Exercise task:
Find each line holding the word "that" and give the number of such lines, nothing else.

(Data records)
========================

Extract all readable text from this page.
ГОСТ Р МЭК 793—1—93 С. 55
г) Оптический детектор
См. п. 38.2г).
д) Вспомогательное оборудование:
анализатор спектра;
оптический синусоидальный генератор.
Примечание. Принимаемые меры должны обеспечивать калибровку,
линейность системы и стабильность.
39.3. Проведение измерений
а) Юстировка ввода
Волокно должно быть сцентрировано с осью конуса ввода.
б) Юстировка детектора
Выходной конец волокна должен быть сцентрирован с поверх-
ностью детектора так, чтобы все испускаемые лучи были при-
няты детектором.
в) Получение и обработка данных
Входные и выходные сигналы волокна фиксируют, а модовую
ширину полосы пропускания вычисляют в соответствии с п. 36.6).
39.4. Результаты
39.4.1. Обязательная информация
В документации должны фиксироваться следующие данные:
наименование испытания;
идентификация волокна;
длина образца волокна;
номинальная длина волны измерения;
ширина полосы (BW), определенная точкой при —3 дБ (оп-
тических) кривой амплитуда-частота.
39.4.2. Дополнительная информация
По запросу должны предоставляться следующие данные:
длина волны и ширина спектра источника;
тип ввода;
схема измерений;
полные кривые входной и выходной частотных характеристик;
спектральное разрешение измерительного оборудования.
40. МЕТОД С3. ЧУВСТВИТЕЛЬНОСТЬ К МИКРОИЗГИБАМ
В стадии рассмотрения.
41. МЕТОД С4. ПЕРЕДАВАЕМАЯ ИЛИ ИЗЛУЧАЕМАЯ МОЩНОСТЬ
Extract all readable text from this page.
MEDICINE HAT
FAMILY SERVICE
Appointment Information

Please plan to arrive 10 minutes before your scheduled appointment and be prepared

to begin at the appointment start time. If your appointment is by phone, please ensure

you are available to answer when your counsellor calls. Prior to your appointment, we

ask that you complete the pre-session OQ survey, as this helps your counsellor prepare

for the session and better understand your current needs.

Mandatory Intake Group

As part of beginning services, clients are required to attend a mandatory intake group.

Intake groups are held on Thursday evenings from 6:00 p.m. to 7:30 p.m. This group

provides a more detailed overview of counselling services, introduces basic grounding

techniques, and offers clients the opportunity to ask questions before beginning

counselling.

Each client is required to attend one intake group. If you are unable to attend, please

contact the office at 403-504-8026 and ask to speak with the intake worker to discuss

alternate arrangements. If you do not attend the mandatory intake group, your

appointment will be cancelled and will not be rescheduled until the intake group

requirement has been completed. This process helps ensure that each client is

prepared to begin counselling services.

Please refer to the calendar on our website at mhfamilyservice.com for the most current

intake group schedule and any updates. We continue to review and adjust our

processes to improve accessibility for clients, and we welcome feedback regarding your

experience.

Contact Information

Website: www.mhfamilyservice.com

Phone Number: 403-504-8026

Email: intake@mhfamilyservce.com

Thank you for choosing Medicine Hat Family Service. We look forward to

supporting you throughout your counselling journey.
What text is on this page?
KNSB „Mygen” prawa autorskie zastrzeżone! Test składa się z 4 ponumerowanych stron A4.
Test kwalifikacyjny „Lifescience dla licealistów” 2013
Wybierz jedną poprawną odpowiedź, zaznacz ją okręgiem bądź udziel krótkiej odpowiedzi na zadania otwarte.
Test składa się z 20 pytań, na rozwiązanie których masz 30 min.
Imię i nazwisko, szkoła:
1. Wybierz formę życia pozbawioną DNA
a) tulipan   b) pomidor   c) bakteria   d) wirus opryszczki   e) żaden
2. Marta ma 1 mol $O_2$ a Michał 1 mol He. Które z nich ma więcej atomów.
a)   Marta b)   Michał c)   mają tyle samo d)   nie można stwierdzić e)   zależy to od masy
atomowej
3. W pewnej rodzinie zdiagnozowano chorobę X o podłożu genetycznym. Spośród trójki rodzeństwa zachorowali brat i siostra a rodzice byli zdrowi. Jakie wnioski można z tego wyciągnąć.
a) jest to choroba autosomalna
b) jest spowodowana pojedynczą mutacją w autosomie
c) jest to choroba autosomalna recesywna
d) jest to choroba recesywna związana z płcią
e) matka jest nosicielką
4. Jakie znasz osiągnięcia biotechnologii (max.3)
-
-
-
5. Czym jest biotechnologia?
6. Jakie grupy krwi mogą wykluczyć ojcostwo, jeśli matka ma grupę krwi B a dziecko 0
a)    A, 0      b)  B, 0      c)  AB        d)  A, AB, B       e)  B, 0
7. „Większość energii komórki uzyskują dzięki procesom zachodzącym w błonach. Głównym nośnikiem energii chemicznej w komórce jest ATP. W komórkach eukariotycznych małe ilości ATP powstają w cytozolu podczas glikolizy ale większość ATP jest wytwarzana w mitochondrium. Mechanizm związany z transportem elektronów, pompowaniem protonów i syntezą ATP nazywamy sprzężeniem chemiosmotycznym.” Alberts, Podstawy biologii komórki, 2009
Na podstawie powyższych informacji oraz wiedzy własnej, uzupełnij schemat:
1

========================

Correct answer:
2